→ **What the task requires**: The listing beneath should be written out in full, exactly as shown.

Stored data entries
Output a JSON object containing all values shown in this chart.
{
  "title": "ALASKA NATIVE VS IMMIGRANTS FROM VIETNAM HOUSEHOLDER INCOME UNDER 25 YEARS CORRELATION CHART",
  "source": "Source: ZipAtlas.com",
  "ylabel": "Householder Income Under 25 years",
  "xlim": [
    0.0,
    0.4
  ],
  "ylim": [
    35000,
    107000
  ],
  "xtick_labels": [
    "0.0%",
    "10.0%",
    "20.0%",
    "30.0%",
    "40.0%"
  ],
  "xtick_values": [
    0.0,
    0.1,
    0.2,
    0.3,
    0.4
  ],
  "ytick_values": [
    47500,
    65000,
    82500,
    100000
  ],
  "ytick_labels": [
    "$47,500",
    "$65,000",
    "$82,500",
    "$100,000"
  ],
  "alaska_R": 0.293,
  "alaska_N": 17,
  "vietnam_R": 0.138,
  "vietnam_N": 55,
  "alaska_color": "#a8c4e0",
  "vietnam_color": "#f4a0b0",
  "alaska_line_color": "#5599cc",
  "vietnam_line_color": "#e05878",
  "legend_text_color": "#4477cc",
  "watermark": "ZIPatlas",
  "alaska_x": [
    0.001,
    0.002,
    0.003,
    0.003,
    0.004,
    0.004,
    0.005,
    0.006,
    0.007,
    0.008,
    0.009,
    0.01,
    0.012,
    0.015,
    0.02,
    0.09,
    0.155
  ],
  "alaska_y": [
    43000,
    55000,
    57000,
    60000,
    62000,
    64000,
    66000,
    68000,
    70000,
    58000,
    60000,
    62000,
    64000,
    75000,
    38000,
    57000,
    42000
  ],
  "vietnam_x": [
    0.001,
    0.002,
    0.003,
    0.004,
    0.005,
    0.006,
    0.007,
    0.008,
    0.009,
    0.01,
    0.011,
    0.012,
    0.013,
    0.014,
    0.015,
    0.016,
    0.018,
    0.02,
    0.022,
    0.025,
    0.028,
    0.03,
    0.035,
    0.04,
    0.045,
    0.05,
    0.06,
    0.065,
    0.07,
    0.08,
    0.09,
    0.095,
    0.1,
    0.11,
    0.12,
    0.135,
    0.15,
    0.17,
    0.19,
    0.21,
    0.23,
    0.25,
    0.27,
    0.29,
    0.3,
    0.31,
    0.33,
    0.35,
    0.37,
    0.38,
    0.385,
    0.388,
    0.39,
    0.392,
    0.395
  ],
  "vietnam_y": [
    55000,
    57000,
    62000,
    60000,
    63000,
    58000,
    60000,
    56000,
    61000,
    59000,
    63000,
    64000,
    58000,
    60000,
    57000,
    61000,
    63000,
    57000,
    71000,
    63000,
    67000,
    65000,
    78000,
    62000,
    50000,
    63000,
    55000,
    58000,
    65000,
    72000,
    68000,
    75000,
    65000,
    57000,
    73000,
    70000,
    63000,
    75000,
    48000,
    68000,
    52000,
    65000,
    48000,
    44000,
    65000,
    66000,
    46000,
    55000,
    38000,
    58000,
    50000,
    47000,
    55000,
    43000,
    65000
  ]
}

→ **Full output**:
Output a JSON object containing all values shown in this chart.
{
  "title": "ALASKA NATIVE VS IMMIGRANTS FROM VIETNAM HOUSEHOLDER INCOME UNDER 25 YEARS CORRELATION CHART",
  "source": "Source: ZipAtlas.com",
  "ylabel": "Householder Income Under 25 years",
  "xlim": [
    0.0,
    0.4
  ],
  "ylim": [
    35000,
    107000
  ],
  "xtick_labels": [
    "0.0%",
    "10.0%",
    "20.0%",
    "30.0%",
    "40.0%"
  ],
  "xtick_values": [
    0.0,
    0.1,
    0.2,
    0.3,
    0.4
  ],
  "ytick_values": [
    47500,
    65000,
    82500,
    100000
  ],
  "ytick_labels": [
    "$47,500",
    "$65,000",
    "$82,500",
    "$100,000"
  ],
  "alaska_R": 0.293,
  "alaska_N": 17,
  "vietnam_R": 0.138,
  "vietnam_N": 55,
  "alaska_color": "#a8c4e0",
  "vietnam_color": "#f4a0b0",
  "alaska_line_color": "#5599cc",
  "vietnam_line_color": "#e05878",
  "legend_text_color": "#4477cc",
  "watermark": "ZIPatlas",
  "alaska_x": [
    0.001,
    0.002,
    0.003,
    0.003,
    0.004,
    0.004,
    0.005,
    0.006,
    0.007,
    0.008,
    0.009,
    0.01,
    0.012,
    0.015,
    0.02,
    0.09,
    0.155
  ],
  "alaska_y": [
    43000,
    55000,
    57000,
    60000,
    62000,
    64000,
    66000,
    68000,
    70000,
    58000,
    60000,
    62000,
    64000,
    75000,
    38000,
    57000,
    42000
  ],
  "vietnam_x": [
    0.001,
    0.002,
    0.003,
    0.004,
    0.005,
    0.006,
    0.007,
    0.008,
    0.009,
    0.01,
    0.011,
    0.012,
    0.013,
    0.014,
    0.015,
    0.016,
    0.018,
    0.02,
    0.022,
    0.025,
    0.028,
    0.03,
    0.035,
    0.04,
    0.045,
    0.05,
    0.06,
    0.065,
    0.07,
    0.08,
    0.09,
    0.095,
    0.1,
    0.11,
    0.12,
    0.135,
    0.15,
    0.17,
    0.19,
    0.21,
    0.23,
    0.25,
    0.27,
    0.29,
    0.3,
    0.31,
    0.33,
    0.35,
    0.37,
    0.38,
    0.385,
    0.388,
    0.39,
    0.392,
    0.395
  ],
  "vietnam_y": [
    55000,
    57000,
    62000,
    60000,
    63000,
    58000,
    60000,
    56000,
    61000,
    59000,
    63000,
    64000,
    58000,
    60000,
    57000,
    61000,
    63000,
    57000,
    71000,
    63000,
    67000,
    65000,
    78000,
    62000,
    50000,
    63000,
    55000,
    58000,
    65000,
    72000,
    68000,
    75000,
    65000,
    57000,
    73000,
    70000,
    63000,
    75000,
    48000,
    68000,
    52000,
    65000,
    48000,
    44000,
    65000,
    66000,
    46000,
    55000,
    38000,
    58000,
    50000,
    47000,
    55000,
    43000,
    65000
  ]
}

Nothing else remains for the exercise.